-------- TASK INPUT
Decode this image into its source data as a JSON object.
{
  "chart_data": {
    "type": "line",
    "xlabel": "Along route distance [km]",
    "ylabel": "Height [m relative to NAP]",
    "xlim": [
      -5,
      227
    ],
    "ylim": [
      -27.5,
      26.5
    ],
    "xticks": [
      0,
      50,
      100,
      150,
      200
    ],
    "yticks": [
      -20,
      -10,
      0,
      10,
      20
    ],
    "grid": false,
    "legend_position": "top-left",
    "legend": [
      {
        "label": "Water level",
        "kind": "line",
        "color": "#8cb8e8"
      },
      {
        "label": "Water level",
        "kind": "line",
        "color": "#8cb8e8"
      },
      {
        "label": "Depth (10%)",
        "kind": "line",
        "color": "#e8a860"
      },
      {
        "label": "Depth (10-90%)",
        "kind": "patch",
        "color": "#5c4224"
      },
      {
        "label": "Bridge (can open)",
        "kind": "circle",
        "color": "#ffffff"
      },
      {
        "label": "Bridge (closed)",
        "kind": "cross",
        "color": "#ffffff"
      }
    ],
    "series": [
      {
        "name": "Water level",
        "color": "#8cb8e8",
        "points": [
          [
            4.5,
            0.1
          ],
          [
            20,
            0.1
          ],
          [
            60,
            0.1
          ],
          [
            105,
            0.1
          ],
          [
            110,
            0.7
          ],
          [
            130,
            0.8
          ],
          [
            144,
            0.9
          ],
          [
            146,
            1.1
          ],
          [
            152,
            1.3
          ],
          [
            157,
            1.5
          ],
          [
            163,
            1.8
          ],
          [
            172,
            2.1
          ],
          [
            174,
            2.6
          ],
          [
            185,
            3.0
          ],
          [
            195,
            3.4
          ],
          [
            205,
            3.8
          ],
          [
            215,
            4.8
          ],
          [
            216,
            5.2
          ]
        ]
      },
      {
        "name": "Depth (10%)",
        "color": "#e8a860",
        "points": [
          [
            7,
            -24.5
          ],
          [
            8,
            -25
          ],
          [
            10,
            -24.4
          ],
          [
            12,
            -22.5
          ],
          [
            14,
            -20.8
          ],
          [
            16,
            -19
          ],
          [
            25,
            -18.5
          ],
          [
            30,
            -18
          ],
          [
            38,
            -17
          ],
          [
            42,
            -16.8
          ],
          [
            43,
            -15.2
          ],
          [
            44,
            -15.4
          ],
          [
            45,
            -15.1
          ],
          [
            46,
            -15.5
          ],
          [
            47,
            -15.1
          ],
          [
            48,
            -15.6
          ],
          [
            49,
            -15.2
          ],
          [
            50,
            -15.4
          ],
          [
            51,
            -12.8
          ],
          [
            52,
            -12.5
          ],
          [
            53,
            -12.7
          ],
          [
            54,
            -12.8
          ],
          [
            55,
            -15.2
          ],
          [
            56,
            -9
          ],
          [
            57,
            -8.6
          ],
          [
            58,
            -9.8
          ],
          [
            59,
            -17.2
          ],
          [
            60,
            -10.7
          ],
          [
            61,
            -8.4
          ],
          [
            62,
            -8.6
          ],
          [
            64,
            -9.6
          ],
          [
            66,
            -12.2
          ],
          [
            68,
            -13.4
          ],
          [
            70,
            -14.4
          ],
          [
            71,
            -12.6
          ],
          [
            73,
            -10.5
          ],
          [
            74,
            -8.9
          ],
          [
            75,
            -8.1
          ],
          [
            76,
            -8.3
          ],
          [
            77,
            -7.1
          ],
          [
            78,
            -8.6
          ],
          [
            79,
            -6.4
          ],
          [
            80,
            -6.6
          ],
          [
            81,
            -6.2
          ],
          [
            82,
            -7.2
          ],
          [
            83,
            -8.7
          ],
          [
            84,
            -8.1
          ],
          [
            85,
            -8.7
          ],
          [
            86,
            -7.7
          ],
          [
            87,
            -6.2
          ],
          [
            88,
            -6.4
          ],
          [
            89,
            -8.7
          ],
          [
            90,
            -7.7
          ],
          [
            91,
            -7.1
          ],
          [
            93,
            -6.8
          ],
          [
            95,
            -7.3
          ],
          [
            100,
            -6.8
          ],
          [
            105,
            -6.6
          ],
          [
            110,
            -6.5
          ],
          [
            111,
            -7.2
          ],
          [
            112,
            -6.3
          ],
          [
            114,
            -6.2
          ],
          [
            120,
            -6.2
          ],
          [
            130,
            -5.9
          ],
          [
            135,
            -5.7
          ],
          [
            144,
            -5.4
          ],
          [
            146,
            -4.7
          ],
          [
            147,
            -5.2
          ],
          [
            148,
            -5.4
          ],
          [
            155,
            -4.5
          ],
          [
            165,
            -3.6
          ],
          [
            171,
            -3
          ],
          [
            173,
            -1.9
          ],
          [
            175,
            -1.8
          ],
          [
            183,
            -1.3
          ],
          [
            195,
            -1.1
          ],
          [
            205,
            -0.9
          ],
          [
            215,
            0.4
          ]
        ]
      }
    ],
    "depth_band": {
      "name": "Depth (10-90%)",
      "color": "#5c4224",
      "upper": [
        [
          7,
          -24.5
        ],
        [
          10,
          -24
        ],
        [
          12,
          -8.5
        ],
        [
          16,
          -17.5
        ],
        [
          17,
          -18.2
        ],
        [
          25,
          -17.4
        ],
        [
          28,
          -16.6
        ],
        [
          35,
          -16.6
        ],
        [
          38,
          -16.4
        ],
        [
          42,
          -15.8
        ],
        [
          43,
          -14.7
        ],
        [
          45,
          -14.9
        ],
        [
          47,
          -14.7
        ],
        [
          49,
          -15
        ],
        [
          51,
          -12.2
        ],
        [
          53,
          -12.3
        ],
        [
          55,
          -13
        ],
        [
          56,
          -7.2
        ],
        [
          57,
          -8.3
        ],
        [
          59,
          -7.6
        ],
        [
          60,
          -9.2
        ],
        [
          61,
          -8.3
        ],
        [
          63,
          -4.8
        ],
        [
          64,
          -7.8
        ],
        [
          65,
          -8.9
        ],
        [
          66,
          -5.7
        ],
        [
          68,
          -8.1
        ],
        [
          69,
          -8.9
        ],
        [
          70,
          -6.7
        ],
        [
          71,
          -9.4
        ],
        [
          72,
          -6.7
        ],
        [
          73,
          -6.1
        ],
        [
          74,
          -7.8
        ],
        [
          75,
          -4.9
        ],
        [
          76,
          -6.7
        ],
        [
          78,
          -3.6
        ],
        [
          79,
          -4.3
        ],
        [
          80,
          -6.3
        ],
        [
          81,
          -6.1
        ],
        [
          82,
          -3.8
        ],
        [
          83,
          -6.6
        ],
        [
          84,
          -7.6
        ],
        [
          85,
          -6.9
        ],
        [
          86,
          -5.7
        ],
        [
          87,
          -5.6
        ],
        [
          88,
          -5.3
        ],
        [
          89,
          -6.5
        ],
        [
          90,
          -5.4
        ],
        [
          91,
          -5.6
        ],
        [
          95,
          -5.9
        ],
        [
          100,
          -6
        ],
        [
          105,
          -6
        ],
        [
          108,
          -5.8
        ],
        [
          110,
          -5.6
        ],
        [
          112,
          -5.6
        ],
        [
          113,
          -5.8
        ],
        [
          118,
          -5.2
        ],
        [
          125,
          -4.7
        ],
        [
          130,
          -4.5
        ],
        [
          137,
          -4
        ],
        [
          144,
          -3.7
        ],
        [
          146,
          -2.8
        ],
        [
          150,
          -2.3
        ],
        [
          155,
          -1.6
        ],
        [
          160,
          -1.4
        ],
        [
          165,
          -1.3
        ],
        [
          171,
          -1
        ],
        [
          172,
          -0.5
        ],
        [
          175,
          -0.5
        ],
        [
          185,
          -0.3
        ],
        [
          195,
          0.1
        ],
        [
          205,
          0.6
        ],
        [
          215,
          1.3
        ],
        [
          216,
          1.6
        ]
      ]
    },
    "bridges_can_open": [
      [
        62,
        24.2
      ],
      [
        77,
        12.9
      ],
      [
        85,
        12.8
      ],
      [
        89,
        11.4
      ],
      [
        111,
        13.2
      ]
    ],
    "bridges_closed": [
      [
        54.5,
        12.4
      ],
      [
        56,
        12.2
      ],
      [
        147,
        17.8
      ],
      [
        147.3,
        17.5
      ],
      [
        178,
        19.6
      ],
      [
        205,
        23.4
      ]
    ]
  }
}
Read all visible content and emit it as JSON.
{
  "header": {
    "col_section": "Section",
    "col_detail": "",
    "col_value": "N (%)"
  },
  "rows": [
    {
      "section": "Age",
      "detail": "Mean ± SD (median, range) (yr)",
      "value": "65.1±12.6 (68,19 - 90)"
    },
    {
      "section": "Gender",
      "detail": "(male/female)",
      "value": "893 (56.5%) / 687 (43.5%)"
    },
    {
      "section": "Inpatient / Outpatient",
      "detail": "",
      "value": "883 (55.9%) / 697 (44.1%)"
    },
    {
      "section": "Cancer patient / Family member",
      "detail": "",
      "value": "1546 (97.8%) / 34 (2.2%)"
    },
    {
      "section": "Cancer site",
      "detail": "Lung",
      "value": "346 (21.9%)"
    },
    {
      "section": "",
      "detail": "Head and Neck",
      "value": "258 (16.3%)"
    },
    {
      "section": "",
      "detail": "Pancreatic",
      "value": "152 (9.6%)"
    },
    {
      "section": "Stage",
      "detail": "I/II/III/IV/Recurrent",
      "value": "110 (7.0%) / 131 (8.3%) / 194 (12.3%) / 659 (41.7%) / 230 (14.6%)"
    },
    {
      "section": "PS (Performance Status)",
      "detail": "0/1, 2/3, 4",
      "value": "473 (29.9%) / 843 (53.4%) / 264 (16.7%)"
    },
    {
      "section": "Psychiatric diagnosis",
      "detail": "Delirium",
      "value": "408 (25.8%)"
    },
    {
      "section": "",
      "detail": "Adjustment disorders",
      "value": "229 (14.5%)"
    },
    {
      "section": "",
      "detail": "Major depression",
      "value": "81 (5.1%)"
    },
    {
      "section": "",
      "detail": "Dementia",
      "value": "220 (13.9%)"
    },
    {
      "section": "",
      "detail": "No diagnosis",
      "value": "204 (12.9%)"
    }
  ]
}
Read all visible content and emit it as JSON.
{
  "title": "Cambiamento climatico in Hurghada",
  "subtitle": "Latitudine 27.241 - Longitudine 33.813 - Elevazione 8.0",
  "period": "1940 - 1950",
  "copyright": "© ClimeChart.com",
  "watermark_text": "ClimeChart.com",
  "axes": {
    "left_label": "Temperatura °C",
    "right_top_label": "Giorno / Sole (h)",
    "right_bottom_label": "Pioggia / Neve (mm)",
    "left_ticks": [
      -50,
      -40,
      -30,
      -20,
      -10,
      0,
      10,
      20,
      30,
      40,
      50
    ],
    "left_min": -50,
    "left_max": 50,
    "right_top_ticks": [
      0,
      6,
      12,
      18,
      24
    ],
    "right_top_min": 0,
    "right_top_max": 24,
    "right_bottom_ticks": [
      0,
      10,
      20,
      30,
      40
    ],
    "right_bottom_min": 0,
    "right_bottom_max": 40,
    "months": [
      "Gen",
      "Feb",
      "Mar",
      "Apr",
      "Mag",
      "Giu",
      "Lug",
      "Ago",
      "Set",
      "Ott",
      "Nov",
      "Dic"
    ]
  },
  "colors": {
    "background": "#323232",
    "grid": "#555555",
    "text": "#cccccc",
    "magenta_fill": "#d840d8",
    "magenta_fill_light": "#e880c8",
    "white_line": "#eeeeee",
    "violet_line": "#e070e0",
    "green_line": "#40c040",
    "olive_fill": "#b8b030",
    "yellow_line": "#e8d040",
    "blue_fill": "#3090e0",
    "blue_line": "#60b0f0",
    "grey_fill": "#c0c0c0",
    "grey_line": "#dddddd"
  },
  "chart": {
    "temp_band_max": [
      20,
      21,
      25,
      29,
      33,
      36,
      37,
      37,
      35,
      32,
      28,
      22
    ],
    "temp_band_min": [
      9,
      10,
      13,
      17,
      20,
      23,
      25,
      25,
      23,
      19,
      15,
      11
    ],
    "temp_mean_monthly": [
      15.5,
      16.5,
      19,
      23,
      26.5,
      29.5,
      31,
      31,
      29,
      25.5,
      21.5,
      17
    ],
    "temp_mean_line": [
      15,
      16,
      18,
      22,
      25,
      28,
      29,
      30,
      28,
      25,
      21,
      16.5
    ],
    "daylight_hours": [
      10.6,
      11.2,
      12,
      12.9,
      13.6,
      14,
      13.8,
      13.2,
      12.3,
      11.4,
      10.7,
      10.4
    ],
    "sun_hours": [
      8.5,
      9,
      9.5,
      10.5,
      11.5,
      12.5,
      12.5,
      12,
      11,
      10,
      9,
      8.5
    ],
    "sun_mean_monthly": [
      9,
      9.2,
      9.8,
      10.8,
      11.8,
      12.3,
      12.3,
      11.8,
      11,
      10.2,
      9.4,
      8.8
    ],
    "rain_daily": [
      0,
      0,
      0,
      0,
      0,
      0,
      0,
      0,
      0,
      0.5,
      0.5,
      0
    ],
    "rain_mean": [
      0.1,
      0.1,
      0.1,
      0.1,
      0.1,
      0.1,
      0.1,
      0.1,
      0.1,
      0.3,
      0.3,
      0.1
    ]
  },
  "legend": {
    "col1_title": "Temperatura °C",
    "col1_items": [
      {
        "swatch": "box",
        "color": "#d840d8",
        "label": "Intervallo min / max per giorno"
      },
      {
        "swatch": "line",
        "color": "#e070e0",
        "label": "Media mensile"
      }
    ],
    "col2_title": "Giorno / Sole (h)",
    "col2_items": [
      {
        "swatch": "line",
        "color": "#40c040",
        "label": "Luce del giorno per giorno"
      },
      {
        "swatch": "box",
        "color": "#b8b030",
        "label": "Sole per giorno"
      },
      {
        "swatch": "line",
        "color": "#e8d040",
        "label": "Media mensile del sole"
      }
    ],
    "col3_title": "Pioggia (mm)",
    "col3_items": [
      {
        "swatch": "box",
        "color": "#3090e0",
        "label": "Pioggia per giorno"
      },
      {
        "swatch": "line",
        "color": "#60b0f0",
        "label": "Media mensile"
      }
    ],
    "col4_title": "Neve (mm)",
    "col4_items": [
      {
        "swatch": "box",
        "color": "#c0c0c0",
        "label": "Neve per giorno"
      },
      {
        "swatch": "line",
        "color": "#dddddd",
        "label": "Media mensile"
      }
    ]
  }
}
----------------
EXERCISE - Read the entries and pick out all lines that include the word "Neve".

RESULT BELOW -
    "right_bottom_label": "Pioggia / Neve (mm)",
    "col4_title": "Neve (mm)",
        "label": "Neve per giorno"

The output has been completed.